-- START INPUT MATERIAL --
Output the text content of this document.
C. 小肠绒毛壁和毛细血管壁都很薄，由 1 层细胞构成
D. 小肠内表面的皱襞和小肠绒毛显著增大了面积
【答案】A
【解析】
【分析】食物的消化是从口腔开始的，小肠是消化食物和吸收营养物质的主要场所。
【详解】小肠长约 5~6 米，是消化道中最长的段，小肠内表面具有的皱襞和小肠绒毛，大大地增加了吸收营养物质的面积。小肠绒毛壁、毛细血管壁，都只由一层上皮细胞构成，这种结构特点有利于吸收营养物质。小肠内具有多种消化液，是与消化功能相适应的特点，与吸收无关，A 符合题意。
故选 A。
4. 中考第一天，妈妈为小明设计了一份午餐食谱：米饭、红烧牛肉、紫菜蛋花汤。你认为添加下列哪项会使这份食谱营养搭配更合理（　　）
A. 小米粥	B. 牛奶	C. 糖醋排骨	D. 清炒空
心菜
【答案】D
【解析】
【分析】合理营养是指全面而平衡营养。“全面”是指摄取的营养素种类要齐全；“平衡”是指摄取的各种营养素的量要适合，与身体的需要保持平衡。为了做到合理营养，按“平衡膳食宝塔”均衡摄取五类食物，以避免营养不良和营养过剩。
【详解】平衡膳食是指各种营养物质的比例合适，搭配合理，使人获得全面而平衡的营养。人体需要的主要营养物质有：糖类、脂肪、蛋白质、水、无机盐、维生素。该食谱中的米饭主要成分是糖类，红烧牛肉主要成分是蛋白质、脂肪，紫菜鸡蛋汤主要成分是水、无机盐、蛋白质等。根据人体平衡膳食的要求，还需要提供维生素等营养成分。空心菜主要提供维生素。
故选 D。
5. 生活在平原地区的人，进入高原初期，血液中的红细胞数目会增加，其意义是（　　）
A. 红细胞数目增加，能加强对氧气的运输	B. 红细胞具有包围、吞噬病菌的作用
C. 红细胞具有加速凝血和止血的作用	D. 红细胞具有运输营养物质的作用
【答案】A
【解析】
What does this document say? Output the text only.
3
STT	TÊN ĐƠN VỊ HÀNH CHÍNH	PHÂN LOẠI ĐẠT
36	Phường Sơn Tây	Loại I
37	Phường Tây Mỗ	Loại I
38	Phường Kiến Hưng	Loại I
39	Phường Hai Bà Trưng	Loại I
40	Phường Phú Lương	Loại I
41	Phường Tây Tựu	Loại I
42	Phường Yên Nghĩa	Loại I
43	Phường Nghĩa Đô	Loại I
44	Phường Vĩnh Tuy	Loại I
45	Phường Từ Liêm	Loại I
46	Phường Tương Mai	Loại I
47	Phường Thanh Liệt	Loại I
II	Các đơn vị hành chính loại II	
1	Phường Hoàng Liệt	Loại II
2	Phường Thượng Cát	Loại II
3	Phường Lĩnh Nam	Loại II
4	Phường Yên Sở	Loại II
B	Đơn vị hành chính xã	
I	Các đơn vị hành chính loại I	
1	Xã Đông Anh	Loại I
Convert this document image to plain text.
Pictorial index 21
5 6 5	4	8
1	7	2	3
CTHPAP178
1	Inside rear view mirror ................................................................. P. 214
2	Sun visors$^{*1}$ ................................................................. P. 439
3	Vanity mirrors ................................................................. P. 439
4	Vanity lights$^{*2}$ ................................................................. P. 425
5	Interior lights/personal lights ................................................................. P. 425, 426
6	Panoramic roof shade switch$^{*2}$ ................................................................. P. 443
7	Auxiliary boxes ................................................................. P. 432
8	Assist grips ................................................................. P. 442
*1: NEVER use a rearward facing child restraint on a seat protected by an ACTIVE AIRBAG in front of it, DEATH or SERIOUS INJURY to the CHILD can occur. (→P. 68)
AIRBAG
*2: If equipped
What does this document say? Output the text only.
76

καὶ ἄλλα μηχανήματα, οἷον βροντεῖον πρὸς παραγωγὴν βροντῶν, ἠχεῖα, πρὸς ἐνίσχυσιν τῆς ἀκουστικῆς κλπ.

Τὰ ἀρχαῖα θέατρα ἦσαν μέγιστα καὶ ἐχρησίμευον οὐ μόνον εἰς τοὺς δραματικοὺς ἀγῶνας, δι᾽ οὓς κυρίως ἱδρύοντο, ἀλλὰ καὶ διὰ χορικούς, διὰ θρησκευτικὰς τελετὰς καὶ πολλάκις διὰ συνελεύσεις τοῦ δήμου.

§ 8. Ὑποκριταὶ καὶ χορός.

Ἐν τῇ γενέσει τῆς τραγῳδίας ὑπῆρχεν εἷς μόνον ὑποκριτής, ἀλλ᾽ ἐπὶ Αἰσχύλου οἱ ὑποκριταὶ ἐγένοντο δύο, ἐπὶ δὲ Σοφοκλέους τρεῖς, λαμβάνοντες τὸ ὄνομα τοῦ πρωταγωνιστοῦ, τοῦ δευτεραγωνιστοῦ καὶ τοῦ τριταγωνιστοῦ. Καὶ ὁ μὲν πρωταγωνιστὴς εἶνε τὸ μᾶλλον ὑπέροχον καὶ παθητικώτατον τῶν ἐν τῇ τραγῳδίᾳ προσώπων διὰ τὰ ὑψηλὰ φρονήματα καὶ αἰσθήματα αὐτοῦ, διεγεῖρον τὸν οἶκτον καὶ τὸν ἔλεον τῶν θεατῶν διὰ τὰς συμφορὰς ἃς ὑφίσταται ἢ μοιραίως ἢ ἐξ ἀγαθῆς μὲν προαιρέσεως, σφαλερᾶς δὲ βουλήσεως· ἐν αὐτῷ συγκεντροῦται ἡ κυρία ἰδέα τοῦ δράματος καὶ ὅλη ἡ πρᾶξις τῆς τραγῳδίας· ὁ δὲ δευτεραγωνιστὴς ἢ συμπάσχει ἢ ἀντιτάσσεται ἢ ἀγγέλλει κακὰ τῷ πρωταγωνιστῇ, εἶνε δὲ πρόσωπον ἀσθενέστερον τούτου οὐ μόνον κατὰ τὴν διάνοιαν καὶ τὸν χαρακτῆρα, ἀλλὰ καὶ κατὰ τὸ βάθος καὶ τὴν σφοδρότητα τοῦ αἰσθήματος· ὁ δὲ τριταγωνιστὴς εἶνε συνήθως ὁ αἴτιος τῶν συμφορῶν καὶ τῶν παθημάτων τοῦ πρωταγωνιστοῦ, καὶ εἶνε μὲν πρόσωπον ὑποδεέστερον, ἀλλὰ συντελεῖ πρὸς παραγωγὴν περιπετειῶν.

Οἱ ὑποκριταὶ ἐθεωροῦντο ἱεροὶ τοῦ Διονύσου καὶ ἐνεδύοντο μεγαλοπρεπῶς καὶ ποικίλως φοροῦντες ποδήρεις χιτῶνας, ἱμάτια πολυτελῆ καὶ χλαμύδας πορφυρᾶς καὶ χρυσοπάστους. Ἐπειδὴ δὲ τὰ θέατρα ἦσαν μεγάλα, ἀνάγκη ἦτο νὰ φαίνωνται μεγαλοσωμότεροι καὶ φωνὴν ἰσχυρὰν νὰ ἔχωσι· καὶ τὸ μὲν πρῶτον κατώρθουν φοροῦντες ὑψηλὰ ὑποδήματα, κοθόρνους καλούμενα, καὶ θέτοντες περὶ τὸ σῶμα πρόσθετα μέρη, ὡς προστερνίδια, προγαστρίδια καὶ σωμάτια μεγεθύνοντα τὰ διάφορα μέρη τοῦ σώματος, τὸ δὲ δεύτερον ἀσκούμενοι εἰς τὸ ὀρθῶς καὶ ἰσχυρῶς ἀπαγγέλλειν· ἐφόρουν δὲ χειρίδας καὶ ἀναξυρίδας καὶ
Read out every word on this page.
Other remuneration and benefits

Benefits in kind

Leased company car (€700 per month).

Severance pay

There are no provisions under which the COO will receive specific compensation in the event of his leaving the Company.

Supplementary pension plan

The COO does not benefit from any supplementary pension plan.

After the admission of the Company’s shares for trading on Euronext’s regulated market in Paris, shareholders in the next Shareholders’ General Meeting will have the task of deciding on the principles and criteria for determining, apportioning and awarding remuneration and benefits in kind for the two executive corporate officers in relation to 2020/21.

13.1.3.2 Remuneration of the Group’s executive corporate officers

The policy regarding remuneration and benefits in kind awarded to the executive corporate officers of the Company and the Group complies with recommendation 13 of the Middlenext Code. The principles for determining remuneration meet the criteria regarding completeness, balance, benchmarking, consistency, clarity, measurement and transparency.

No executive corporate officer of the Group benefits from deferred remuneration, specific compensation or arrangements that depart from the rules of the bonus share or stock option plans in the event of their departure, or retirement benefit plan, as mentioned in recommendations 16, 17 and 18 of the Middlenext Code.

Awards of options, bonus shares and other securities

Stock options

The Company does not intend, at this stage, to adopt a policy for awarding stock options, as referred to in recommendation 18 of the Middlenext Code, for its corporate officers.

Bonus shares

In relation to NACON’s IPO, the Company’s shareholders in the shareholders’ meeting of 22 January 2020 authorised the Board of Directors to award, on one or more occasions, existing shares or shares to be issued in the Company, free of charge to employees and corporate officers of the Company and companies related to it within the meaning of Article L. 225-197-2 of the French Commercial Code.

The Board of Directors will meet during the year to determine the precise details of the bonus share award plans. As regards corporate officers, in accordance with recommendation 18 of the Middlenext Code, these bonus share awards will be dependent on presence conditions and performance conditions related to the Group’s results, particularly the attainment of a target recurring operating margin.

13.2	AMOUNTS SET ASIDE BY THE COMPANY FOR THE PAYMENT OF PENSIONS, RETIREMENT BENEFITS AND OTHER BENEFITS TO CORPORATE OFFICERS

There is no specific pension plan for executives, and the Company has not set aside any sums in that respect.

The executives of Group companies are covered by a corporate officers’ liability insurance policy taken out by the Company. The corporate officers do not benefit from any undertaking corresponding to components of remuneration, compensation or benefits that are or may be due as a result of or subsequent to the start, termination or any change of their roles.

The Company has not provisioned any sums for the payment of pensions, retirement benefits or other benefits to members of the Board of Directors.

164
-- END INPUT MATERIAL --
**SET EXERCISE**
How many lines in the records above contain the word "Directors"? Reply with the number and nothing more.

**SOLVED PROBLEM**
3